Brief A:
In the nutrition-research passage below, why does Ioannidis say researchers are "practically doomed to get false positives"? Answer in one to three sentences.
Brief B:
Answer these questions from the nutrition-research passage below, one answer per line, marked the same way:
(i) Which two large data sets does it name?
(ii) At which university does Ioannidis study research accuracy?
(iii) Which outcome does it give as an example of what the surveys track alongside people's diets?
Brief C:
Continue the nutrition-research passage from the point where it ends.

Segment Start: Quoted passage

What Was Said
“Berries, Apples May Aid Weight Loss,” “Vitamin E Could Protect Against Liver Cancer,” “Eating Chocolate ‘Improves Brain Function’” — you’ve seen the headlines; maybe you’ve clicked on some of them. These stories often cite studies from observational epidemiology that use one of a few large-scale surveys tracking people’s diets alongside outcomes like weight change.
The Problem With That
These data sets, like the National Health and Nutrition Examination Survey and the Nurses’ Health Study, routinely get mined by hundreds of scientist teams. John Ioannidis, a doctor who studies research accuracy at Stanford University, thinks this approach produces too much fool’s gold. “You’re practically doomed to get false positives, if you run enough analyses,” says Ioannidis of so many scientists quarrying in the same data. If 100 teams analyze the same large survey for associations between a single alleged superfood (Kale! Açai berries!) and weight loss, for example, the standard 5 percent margin of error used for many science studies means 5 positive results will be the result of chance.

Segment End: Quoted passage
Segment Start: Entries provided

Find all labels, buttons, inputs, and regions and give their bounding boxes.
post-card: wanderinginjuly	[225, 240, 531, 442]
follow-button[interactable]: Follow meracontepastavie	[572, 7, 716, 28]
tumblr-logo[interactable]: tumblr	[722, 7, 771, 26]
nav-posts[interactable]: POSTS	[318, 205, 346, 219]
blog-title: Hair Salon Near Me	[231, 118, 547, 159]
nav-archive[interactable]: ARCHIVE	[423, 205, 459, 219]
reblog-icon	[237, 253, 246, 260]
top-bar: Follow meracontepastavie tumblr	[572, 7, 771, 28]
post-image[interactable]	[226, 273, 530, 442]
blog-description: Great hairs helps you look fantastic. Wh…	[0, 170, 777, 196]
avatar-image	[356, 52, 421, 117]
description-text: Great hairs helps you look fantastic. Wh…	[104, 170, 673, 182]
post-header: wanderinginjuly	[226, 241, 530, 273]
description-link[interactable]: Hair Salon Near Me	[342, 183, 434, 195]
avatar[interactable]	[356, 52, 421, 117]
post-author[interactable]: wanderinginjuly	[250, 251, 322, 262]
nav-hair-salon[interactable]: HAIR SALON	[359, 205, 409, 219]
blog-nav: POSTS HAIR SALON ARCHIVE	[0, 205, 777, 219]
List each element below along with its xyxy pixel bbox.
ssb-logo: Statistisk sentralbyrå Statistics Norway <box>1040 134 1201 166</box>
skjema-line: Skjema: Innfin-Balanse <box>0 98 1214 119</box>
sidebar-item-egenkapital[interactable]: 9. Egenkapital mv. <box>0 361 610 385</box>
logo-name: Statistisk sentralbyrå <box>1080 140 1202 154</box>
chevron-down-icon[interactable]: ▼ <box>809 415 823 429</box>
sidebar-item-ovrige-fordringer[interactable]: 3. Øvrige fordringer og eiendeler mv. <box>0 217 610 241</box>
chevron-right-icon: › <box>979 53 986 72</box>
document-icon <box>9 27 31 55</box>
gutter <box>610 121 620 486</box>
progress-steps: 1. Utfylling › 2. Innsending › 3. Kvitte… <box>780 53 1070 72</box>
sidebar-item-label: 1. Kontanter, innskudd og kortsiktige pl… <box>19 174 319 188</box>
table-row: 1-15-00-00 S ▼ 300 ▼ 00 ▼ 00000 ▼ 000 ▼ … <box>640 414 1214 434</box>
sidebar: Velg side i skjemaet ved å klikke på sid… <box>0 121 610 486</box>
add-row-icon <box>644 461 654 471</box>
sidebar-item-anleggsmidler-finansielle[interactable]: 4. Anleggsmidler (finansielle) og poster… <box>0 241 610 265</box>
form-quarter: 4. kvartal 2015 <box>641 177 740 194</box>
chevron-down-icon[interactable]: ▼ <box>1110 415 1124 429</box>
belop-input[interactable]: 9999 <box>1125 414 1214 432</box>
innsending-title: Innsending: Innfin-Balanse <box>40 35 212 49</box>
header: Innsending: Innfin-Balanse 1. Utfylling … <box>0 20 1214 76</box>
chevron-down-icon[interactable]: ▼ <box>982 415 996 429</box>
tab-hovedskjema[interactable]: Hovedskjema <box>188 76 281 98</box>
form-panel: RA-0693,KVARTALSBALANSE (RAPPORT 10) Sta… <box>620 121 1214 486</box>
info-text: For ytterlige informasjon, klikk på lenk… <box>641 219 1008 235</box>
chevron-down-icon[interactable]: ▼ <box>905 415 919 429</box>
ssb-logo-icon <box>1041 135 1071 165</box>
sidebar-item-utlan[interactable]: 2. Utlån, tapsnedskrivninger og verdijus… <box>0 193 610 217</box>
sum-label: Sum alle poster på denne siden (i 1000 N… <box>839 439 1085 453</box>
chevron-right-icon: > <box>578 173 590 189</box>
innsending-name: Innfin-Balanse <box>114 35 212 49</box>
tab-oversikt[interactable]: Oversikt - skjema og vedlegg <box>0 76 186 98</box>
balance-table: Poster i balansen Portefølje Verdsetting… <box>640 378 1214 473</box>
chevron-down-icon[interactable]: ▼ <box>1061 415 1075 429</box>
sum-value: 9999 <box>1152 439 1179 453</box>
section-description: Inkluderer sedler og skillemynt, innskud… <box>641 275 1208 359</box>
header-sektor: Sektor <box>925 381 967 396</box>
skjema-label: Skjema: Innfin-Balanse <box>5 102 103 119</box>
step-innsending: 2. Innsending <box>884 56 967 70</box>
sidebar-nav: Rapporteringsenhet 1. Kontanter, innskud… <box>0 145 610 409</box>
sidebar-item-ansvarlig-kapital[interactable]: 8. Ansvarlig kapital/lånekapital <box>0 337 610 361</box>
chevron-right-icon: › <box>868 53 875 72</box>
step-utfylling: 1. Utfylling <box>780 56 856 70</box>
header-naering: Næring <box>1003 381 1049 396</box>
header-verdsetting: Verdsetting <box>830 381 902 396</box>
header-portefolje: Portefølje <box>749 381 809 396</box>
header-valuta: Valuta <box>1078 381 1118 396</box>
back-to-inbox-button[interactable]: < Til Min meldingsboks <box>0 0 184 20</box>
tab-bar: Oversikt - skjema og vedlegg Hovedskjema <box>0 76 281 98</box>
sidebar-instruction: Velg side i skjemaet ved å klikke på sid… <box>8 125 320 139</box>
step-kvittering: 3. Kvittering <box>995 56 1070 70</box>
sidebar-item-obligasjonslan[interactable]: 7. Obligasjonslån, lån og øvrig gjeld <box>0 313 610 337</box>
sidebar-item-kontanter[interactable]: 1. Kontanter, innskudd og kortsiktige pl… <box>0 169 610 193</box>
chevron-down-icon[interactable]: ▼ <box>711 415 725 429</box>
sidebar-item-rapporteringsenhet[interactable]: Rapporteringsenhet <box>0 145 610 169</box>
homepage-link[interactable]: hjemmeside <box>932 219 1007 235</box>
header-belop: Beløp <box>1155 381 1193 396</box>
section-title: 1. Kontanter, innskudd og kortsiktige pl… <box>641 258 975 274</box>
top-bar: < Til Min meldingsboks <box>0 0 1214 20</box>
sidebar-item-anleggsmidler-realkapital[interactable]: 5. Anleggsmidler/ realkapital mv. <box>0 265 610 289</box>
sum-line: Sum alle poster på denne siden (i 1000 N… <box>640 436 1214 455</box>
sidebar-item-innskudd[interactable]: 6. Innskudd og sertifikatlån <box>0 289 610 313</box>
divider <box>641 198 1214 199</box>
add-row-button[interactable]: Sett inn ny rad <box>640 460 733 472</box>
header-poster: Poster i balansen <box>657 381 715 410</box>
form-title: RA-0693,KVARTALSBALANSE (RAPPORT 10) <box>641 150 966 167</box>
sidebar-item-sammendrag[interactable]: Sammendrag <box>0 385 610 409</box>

Segment End: Entries provided

Written answer A:
Hundreds of scientist teams run analyses on the same few large data sets, and the more analyses are run, the more chance findings turn up. If 100 teams each test the same large survey for a link between one alleged superfood and weight loss, the standard 5 percent margin of error means 5 positive results will come from chance alone.

Written answer B:
(i) The National Health and Nutrition Examination Survey and the Nurses' Health Study
(ii) Stanford University
(iii) Weight change

Written answer C:
What to Do About It
Ioannidis proposes a bold solution. Instead of rewarding survey projects with funding for spawning hundreds of studies, stop funding one-nutrient observational epidemiology altogether. We’d be better off devoting more research dollars and time to fewer, better-designed studies, he argued in an op-ed published in the journal Obesity in April. It’s hard enough to figure out what works to lose weight and keep it off. Trimming the research of barely helpful, potentially flawed studies could make this journey a little easier.